__EXERCISE GOAL__. Write out the data below in full. Keep it exact.

__MATERIAL PROVIDED__.
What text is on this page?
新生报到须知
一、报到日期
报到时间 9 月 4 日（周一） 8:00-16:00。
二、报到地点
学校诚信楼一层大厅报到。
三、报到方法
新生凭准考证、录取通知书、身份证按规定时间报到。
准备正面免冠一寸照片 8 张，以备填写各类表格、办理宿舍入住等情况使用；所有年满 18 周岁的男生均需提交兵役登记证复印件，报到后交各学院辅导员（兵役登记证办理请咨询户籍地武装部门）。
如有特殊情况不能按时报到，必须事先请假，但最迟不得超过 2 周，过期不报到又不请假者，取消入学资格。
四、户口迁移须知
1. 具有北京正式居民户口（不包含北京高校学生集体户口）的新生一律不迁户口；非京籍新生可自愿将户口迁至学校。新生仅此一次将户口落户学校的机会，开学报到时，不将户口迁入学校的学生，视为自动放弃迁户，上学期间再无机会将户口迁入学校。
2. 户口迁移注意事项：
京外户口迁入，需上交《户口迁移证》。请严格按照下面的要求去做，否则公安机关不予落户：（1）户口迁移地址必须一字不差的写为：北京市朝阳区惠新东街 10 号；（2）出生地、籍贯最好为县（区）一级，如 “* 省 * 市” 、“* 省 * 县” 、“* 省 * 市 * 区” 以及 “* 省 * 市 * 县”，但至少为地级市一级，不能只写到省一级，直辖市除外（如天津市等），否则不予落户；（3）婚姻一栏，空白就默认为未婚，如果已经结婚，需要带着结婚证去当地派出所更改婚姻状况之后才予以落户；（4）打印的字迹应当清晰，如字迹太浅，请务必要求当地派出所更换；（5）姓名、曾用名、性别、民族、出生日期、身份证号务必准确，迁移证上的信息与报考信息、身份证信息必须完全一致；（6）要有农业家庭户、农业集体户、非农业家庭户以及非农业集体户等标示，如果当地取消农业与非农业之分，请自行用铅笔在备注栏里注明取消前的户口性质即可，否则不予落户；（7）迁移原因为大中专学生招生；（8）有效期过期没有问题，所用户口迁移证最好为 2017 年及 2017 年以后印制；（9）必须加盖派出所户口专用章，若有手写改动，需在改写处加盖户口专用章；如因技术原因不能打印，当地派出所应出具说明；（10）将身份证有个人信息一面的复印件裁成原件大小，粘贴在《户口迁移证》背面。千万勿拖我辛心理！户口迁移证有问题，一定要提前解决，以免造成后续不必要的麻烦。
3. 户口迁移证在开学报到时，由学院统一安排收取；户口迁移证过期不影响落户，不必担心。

__RESULT OF THE EXERCISE__.
What text is on this page?
新生报到须知
一、报到日期
报到时间 9 月 4 日（周一） 8:00-16:00。
二、报到地点
学校诚信楼一层大厅报到。
三、报到方法
新生凭准考证、录取通知书、身份证按规定时间报到。
准备正面免冠一寸照片 8 张，以备填写各类表格、办理宿舍入住等情况使用；所有年满 18 周岁的男生均需提交兵役登记证复印件，报到后交各学院辅导员（兵役登记证办理请咨询户籍地武装部门）。
如有特殊情况不能按时报到，必须事先请假，但最迟不得超过 2 周，过期不报到又不请假者，取消入学资格。
四、户口迁移须知
1. 具有北京正式居民户口（不包含北京高校学生集体户口）的新生一律不迁户口；非京籍新生可自愿将户口迁至学校。新生仅此一次将户口落户学校的机会，开学报到时，不将户口迁入学校的学生，视为自动放弃迁户，上学期间再无机会将户口迁入学校。
2. 户口迁移注意事项：
京外户口迁入，需上交《户口迁移证》。请严格按照下面的要求去做，否则公安机关不予落户：（1）户口迁移地址必须一字不差的写为：北京市朝阳区惠新东街 10 号；（2）出生地、籍贯最好为县（区）一级，如 “* 省 * 市” 、“* 省 * 县” 、“* 省 * 市 * 区” 以及 “* 省 * 市 * 县”，但至少为地级市一级，不能只写到省一级，直辖市除外（如天津市等），否则不予落户；（3）婚姻一栏，空白就默认为未婚，如果已经结婚，需要带着结婚证去当地派出所更改婚姻状况之后才予以落户；（4）打印的字迹应当清晰，如字迹太浅，请务必要求当地派出所更换；（5）姓名、曾用名、性别、民族、出生日期、身份证号务必准确，迁移证上的信息与报考信息、身份证信息必须完全一致；（6）要有农业家庭户、农业集体户、非农业家庭户以及非农业集体户等标示，如果当地取消农业与非农业之分，请自行用铅笔在备注栏里注明取消前的户口性质即可，否则不予落户；（7）迁移原因为大中专学生招生；（8）有效期过期没有问题，所用户口迁移证最好为 2017 年及 2017 年以后印制；（9）必须加盖派出所户口专用章，若有手写改动，需在改写处加盖户口专用章；如因技术原因不能打印，当地派出所应出具说明；（10）将身份证有个人信息一面的复印件裁成原件大小，粘贴在《户口迁移证》背面。千万勿拖我辛心理！户口迁移证有问题，一定要提前解决，以免造成后续不必要的麻烦。
3. 户口迁移证在开学报到时，由学院统一安排收取；户口迁移证过期不影响落户，不必担心。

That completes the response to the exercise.